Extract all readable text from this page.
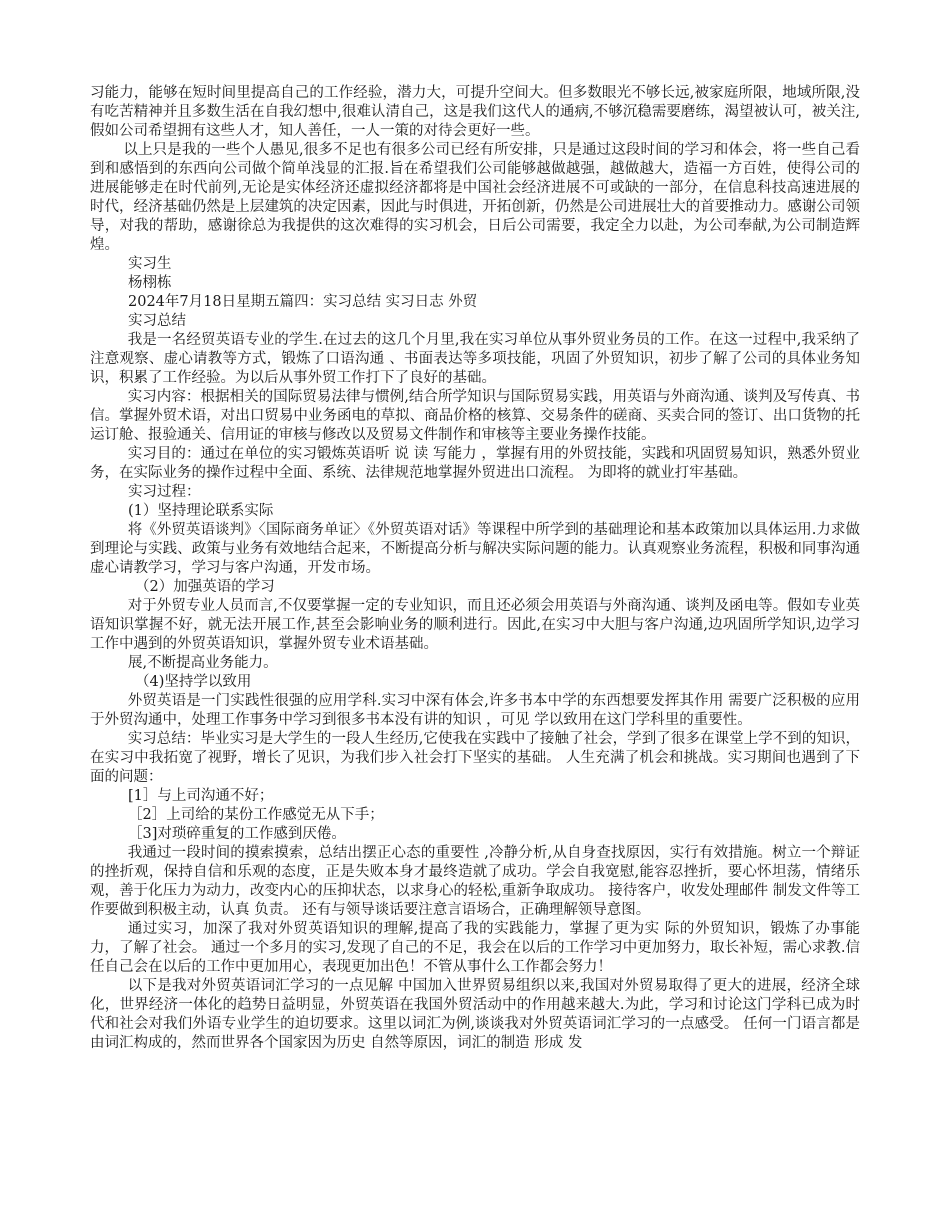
习能力，能够在短时间里提高自己的工作经验，潜力大，可提升空间大。但多数眼光不够长远,被家庭所限，地域所限,没有吃苦精神并且多数生活在自我幻想中,很难认清自己，这是我们这代人的通病,不够沉稳需要磨练，渴望被认可，被关注,假如公司希望拥有这些人才，知人善任，一人一策的对待会更好一些。

以上只是我的一些个人愚见,很多不足也有很多公司已经有所安排，只是通过这段时间的学习和体会，将一些自己看到和感悟到的东西向公司做个简单浅显的汇报.旨在希望我们公司能够越做越强，越做越大，造福一方百姓，使得公司的进展能够走在时代前列,无论是实体经济还虚拟经济都将是中国社会经济进展不可或缺的一部分，在信息科技高速进展的时代，经济基础仍然是上层建筑的决定因素，因此与时俱进，开拓创新，仍然是公司进展壮大的首要推动力。感谢公司领导，对我的帮助，感谢徐总为我提供的这次难得的实习机会，日后公司需要，我定全力以赴，为公司奉献,为公司制造辉煌。

实习生

杨栩栋

2024年7月18日星期五篇四：实习总结 实习日志 外贸

实习总结

我是一名经贸英语专业的学生.在过去的这几个月里,我在实习单位从事外贸业务员的工作。在这一过程中,我采纳了注意观察、虚心请教等方式，锻炼了口语沟通 、书面表达等多项技能，巩固了外贸知识，初步了解了公司的具体业务知识，积累了工作经验。为以后从事外贸工作打下了良好的基础。

实习内容：根据相关的国际贸易法律与惯例,结合所学知识与国际贸易实践，用英语与外商沟通、谈判及写传真、书信。掌握外贸术语，对出口贸易中业务函电的草拟、商品价格的核算、交易条件的磋商、买卖合同的签订、出口货物的托运订舱、报验通关、信用证的审核与修改以及贸易文件制作和审核等主要业务操作技能。

实习目的：通过在单位的实习锻炼英语听 说 读 写能力 ，掌握有用的外贸技能，实践和巩固贸易知识，熟悉外贸业务，在实际业务的操作过程中全面、系统、法律规范地掌握外贸进出口流程。 为即将的就业打牢基础。

实习过程：

(1）坚持理论联系实际

将《外贸英语谈判》〈国际商务单证〉《外贸英语对话》等课程中所学到的基础理论和基本政策加以具体运用.力求做到理论与实践、政策与业务有效地结合起来，不断提高分析与解决实际问题的能力。认真观察业务流程，积极和同事沟通 虚心请教学习，学习与客户沟通，开发市场。

（2）加强英语的学习

对于外贸专业人员而言,不仅要掌握一定的专业知识，而且还必须会用英语与外商沟通、谈判及函电等。假如专业英语知识掌握不好，就无法开展工作,甚至会影响业务的顺利进行。因此,在实习中大胆与客户沟通,边巩固所学知识,边学习工作中遇到的外贸英语知识，掌握外贸专业术语基础。

展,不断提高业务能力。

（4)坚持学以致用

外贸英语是一门实践性很强的应用学科.实习中深有体会,许多书本中学的东西想要发挥其作用 需要广泛积极的应用于外贸沟通中，处理工作事务中学习到很多书本没有讲的知识 ，可见 学以致用在这门学科里的重要性。

实习总结：毕业实习是大学生的一段人生经历,它使我在实践中了接触了社会，学到了很多在课堂上学不到的知识，在实习中我拓宽了视野，增长了见识，为我们步入社会打下坚实的基础。 人生充满了机会和挑战。实习期间也遇到了下面的问题：

[1］与上司沟通不好；

［2］上司给的某份工作感觉无从下手；

［3]对琐碎重复的工作感到厌倦。

我通过一段时间的摸索摸索，总结出摆正心态的重要性 ,冷静分析,从自身查找原因，实行有效措施。树立一个辩证的挫折观，保持自信和乐观的态度，正是失败本身才最终造就了成功。学会自我宽慰,能容忍挫折，要心怀坦荡，情绪乐观，善于化压力为动力，改变内心的压抑状态，以求身心的轻松,重新争取成功。 接待客户，收发处理邮件 制发文件等工作要做到积极主动，认真 负责。 还有与领导谈话要注意言语场合，正确理解领导意图。

通过实习，加深了我对外贸英语知识的理解,提高了我的实践能力，掌握了更为实 际的外贸知识，锻炼了办事能力，了解了社会。 通过一个多月的实习,发现了自己的不足，我会在以后的工作学习中更加努力，取长补短，需心求教.信任自己会在以后的工作中更加用心，表现更加出色！不管从事什么工作都会努力！

以下是我对外贸英语词汇学习的一点见解 中国加入世界贸易组织以来,我国对外贸易取得了更大的进展，经济全球化，世界经济一体化的趋势日益明显，外贸英语在我国外贸活动中的作用越来越大.为此，学习和讨论这门学科已成为时代和社会对我们外语专业学生的迫切要求。这里以词汇为例,谈谈我对外贸英语词汇学习的一点感受。 任何一门语言都是由词汇构成的，然而世界各个国家因为历史 自然等原因，词汇的制造 形成 发
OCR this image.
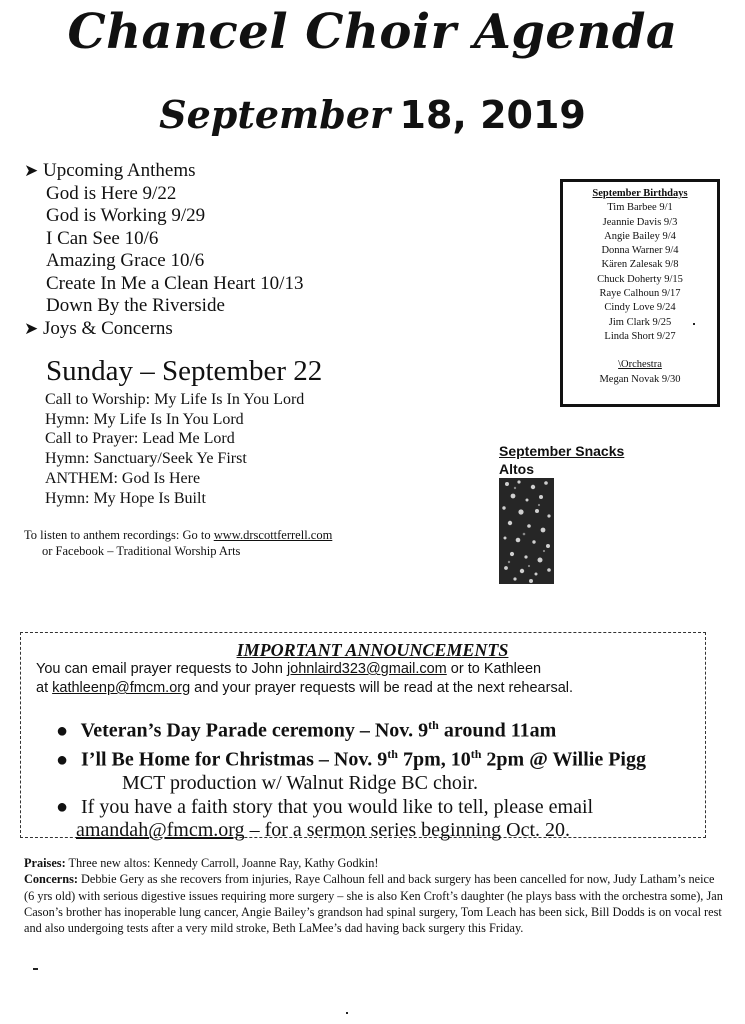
Chancel Choir Agenda
September 18, 2019
➤ Upcoming Anthems
God is Here 9/22
God is Working 9/29
I Can See 10/6
Amazing Grace 10/6
Create In Me a Clean Heart 10/13
Down By the Riverside
➤ Joys & Concerns
Sunday – September 22
Call to Worship: My Life Is In You Lord
Hymn: My Life Is In You Lord
Call to Prayer: Lead Me Lord
Hymn: Sanctuary/Seek Ye First
ANTHEM: God Is Here
Hymn: My Hope Is Built
To listen to anthem recordings: Go to www.drscottferrell.com
or Facebook – Traditional Worship Arts
September Birthdays
Tim Barbee 9/1
Jeannie Davis 9/3
Angie Bailey 9/4
Donna Warner 9/4
Kären Zalesak 9/8
Chuck Doherty 9/15
Raye Calhoun 9/17
Cindy Love 9/24
Jim Clark 9/25
Linda Short 9/27
\Orchestra
Megan Novak 9/30
September Snacks
Altos
IMPORTANT ANNOUNCEMENTS
You can email prayer requests to John johnlaird323@gmail.com or to Kathleen
at kathleenp@fmcm.org and your prayer requests will be read at the next rehearsal.
● Veteran’s Day Parade ceremony – Nov. 9th around 11am
● I’ll Be Home for Christmas – Nov. 9th 7pm, 10th 2pm @ Willie Pigg
MCT production w/ Walnut Ridge BC choir.
● If you have a faith story that you would like to tell, please email
amandah@fmcm.org – for a sermon series beginning Oct. 20.
Praises: Three new altos: Kennedy Carroll, Joanne Ray, Kathy Godkin!
Concerns: Debbie Gery as she recovers from injuries, Raye Calhoun fell and back surgery has been cancelled for now, Judy Latham’s neice (6 yrs old) with serious digestive issues requiring more surgery – she is also Ken Croft’s daughter (he plays bass with the orchestra some), Jan Cason’s brother has inoperable lung cancer, Angie Bailey’s grandson had spinal surgery, Tom Leach has been sick, Bill Dodds is on vocal rest and also undergoing tests after a very mild stroke, Beth LaMee’s dad having back surgery this Friday.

++++++++++

• _AIM OF THE EXERCISE_
Wherever the string "Life" appears in the entries above, list that line.

• _EXPECTED OUTPUT_
Call to Worship: My Life Is In You Lord
Hymn: My Life Is In You Lord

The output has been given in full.